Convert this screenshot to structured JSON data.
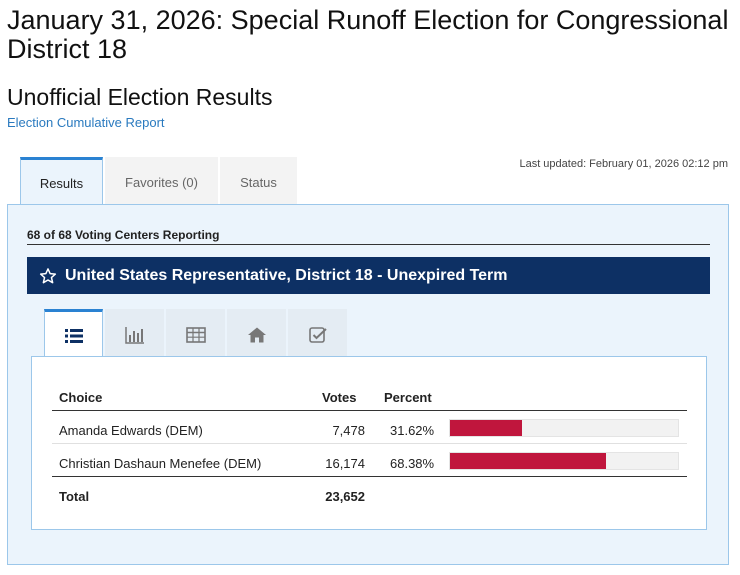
{
  "page": {
    "title": "January 31, 2026: Special Runoff Election for Congressional District 18",
    "subtitle": "Unofficial Election Results",
    "report_link": "Election Cumulative Report",
    "last_updated": "Last updated: February 01, 2026 02:12 pm"
  },
  "tabs": [
    {
      "label": "Results",
      "active": true
    },
    {
      "label": "Favorites (0)",
      "active": false
    },
    {
      "label": "Status",
      "active": false
    }
  ],
  "reporting": "68 of 68 Voting Centers Reporting",
  "race": {
    "title": "United States Representative, District 18 - Unexpired Term",
    "icon": "star-outline-icon"
  },
  "view_tabs": [
    {
      "icon": "list-icon",
      "active": true
    },
    {
      "icon": "bar-chart-icon",
      "active": false
    },
    {
      "icon": "table-icon",
      "active": false
    },
    {
      "icon": "home-icon",
      "active": false
    },
    {
      "icon": "checkbox-icon",
      "active": false
    }
  ],
  "table": {
    "headers": {
      "choice": "Choice",
      "votes": "Votes",
      "percent": "Percent"
    },
    "rows": [
      {
        "choice": "Amanda Edwards (DEM)",
        "votes": "7,478",
        "percent": "31.62%",
        "share": 0.3162
      },
      {
        "choice": "Christian Dashaun Menefee (DEM)",
        "votes": "16,174",
        "percent": "68.38%",
        "share": 0.6838
      }
    ],
    "total": {
      "label": "Total",
      "votes": "23,652"
    }
  },
  "colors": {
    "bar": "#c0163d",
    "race_header": "#0d3064",
    "accent": "#2a82d2",
    "link": "#2a7abf"
  }
}
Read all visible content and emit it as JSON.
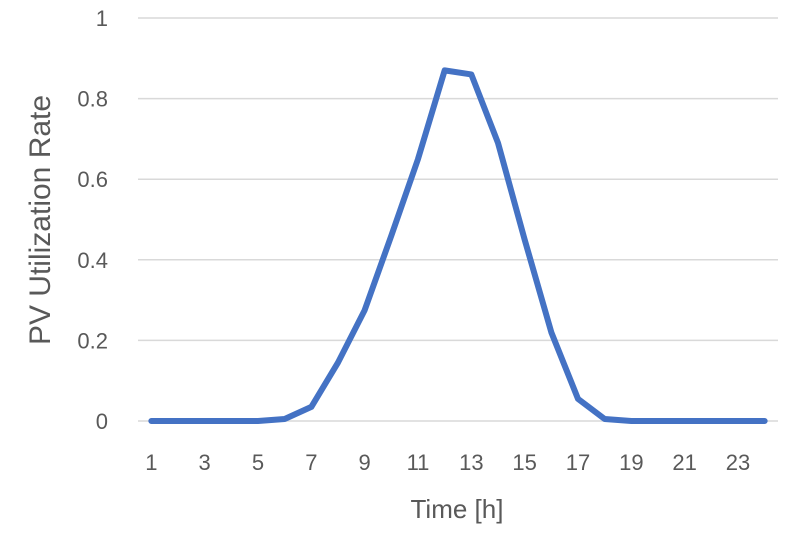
{
  "chart_data": {
    "type": "line",
    "title": "",
    "xlabel": "Time [h]",
    "ylabel": "PV Utilization Rate",
    "x": [
      1,
      2,
      3,
      4,
      5,
      6,
      7,
      8,
      9,
      10,
      11,
      12,
      13,
      14,
      15,
      16,
      17,
      18,
      19,
      20,
      21,
      22,
      23,
      24
    ],
    "x_tick_labels": [
      "1",
      "3",
      "5",
      "7",
      "9",
      "11",
      "13",
      "15",
      "17",
      "19",
      "21",
      "23"
    ],
    "y_tick_labels": [
      "0",
      "0.2",
      "0.4",
      "0.6",
      "0.8",
      "1"
    ],
    "ylim": [
      0,
      1
    ],
    "grid": true,
    "legend": "none",
    "series": [
      {
        "values": [
          0,
          0,
          0,
          0,
          0,
          0.005,
          0.035,
          0.145,
          0.275,
          0.46,
          0.65,
          0.87,
          0.86,
          0.69,
          0.45,
          0.22,
          0.055,
          0.005,
          0,
          0,
          0,
          0,
          0,
          0
        ],
        "color": "#4472C4"
      }
    ],
    "colors": {
      "line": "#4472C4",
      "grid": "#D9D9D9",
      "text": "#595959"
    }
  }
}
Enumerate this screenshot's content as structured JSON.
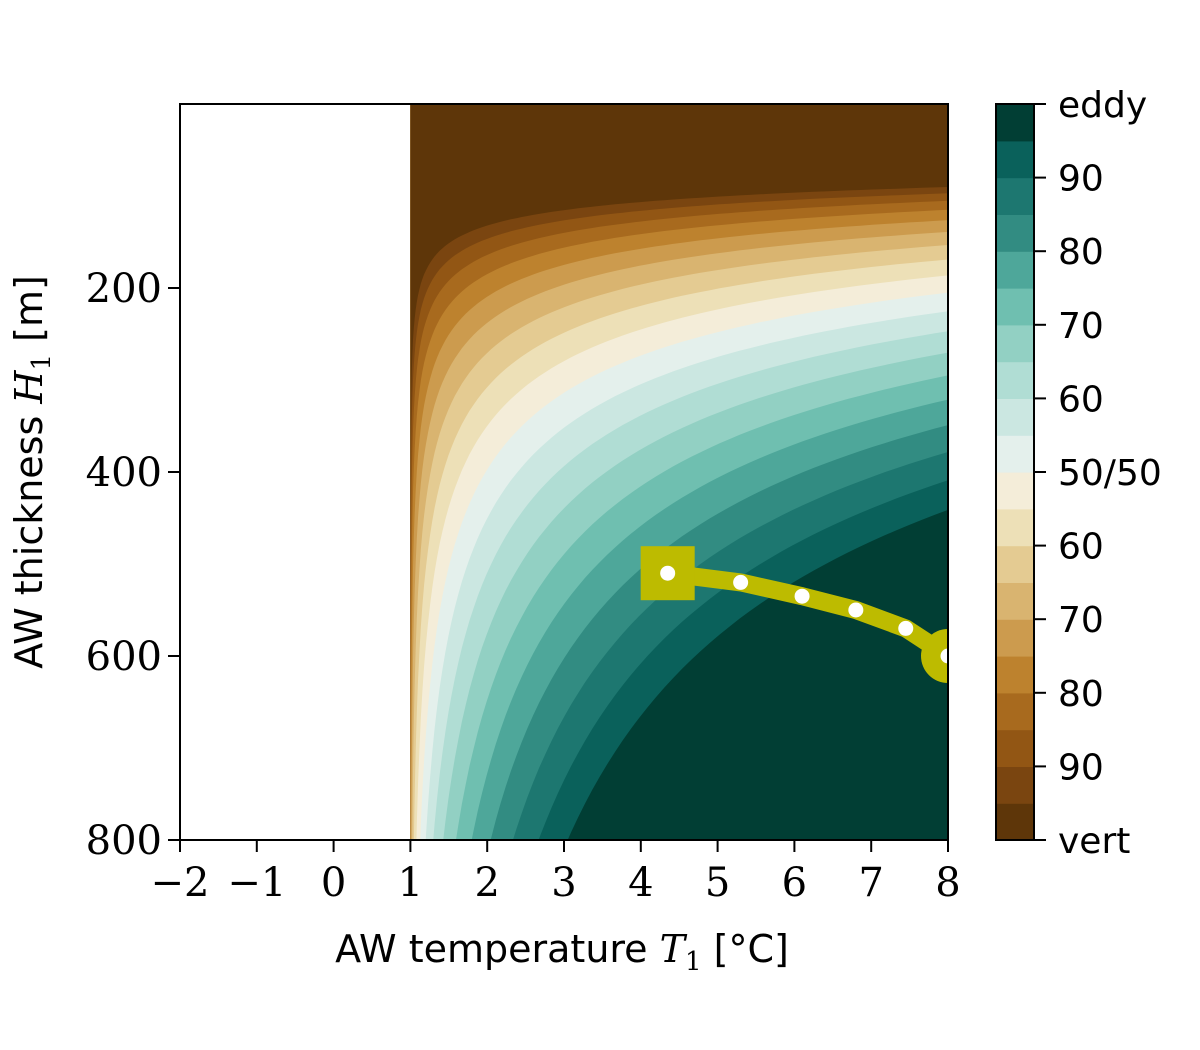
————
### Goal
Locate the word "content" in the data above. Copy every line carrying it.

### Exercise response
Read all visible content and emit it as JSON.
Enumerate this screenshot's content as structured JSON.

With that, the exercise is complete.